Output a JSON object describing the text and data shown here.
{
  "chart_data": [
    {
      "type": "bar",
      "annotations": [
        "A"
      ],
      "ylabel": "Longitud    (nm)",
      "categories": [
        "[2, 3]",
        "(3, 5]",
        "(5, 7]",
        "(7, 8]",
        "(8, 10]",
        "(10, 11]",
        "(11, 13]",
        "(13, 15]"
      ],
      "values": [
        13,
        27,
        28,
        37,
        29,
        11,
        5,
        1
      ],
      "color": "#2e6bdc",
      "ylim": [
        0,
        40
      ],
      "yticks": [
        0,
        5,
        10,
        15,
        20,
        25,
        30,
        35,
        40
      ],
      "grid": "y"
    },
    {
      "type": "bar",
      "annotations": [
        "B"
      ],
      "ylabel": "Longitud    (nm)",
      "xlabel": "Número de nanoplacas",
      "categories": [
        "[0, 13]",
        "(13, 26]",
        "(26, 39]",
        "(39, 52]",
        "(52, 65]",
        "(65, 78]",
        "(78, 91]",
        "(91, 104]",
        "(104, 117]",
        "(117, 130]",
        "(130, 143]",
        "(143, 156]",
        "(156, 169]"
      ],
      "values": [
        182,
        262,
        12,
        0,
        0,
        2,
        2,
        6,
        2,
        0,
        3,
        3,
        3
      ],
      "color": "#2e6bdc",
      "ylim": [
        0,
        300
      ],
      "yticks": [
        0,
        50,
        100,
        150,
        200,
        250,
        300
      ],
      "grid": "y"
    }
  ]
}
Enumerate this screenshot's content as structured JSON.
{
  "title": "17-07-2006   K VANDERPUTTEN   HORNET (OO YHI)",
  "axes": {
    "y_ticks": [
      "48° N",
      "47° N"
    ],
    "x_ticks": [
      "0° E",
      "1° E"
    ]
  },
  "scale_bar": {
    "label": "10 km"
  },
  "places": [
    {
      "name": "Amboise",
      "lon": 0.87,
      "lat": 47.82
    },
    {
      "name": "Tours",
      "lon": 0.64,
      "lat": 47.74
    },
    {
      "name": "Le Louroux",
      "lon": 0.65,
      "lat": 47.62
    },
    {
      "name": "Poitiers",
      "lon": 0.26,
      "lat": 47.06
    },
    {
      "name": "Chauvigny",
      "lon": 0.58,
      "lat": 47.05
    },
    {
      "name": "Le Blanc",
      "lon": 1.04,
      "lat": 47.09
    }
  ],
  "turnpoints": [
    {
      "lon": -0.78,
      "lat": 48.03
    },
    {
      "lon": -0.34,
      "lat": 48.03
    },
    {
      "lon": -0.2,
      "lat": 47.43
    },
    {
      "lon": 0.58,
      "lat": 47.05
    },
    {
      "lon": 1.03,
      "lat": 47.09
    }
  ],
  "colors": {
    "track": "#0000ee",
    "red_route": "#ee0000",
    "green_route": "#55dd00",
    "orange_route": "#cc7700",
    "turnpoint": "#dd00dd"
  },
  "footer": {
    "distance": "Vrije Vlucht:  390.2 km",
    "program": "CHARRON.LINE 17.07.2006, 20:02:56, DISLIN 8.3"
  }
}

What is required: Copy all the lines, exactly.

Exercise result:
Output a JSON object describing the text and data shown here.
{
  "chart_data": [
    {
      "type": "bar",
      "annotations": [
        "A"
      ],
      "ylabel": "Longitud    (nm)",
      "categories": [
        "[2, 3]",
        "(3, 5]",
        "(5, 7]",
        "(7, 8]",
        "(8, 10]",
        "(10, 11]",
        "(11, 13]",
        "(13, 15]"
      ],
      "values": [
        13,
        27,
        28,
        37,
        29,
        11,
        5,
        1
      ],
      "color": "#2e6bdc",
      "ylim": [
        0,
        40
      ],
      "yticks": [
        0,
        5,
        10,
        15,
        20,
        25,
        30,
        35,
        40
      ],
      "grid": "y"
    },
    {
      "type": "bar",
      "annotations": [
        "B"
      ],
      "ylabel": "Longitud    (nm)",
      "xlabel": "Número de nanoplacas",
      "categories": [
        "[0, 13]",
        "(13, 26]",
        "(26, 39]",
        "(39, 52]",
        "(52, 65]",
        "(65, 78]",
        "(78, 91]",
        "(91, 104]",
        "(104, 117]",
        "(117, 130]",
        "(130, 143]",
        "(143, 156]",
        "(156, 169]"
      ],
      "values": [
        182,
        262,
        12,
        0,
        0,
        2,
        2,
        6,
        2,
        0,
        3,
        3,
        3
      ],
      "color": "#2e6bdc",
      "ylim": [
        0,
        300
      ],
      "yticks": [
        0,
        50,
        100,
        150,
        200,
        250,
        300
      ],
      "grid": "y"
    }
  ]
}
Enumerate this screenshot's content as structured JSON.
{
  "title": "17-07-2006   K VANDERPUTTEN   HORNET (OO YHI)",
  "axes": {
    "y_ticks": [
      "48° N",
      "47° N"
    ],
    "x_ticks": [
      "0° E",
      "1° E"
    ]
  },
  "scale_bar": {
    "label": "10 km"
  },
  "places": [
    {
      "name": "Amboise",
      "lon": 0.87,
      "lat": 47.82
    },
    {
      "name": "Tours",
      "lon": 0.64,
      "lat": 47.74
    },
    {
      "name": "Le Louroux",
      "lon": 0.65,
      "lat": 47.62
    },
    {
      "name": "Poitiers",
      "lon": 0.26,
      "lat": 47.06
    },
    {
      "name": "Chauvigny",
      "lon": 0.58,
      "lat": 47.05
    },
    {
      "name": "Le Blanc",
      "lon": 1.04,
      "lat": 47.09
    }
  ],
  "turnpoints": [
    {
      "lon": -0.78,
      "lat": 48.03
    },
    {
      "lon": -0.34,
      "lat": 48.03
    },
    {
      "lon": -0.2,
      "lat": 47.43
    },
    {
      "lon": 0.58,
      "lat": 47.05
    },
    {
      "lon": 1.03,
      "lat": 47.09
    }
  ],
  "colors": {
    "track": "#0000ee",
    "red_route": "#ee0000",
    "green_route": "#55dd00",
    "orange_route": "#cc7700",
    "turnpoint": "#dd00dd"
  },
  "footer": {
    "distance": "Vrije Vlucht:  390.2 km",
    "program": "CHARRON.LINE 17.07.2006, 20:02:56, DISLIN 8.3"
  }
}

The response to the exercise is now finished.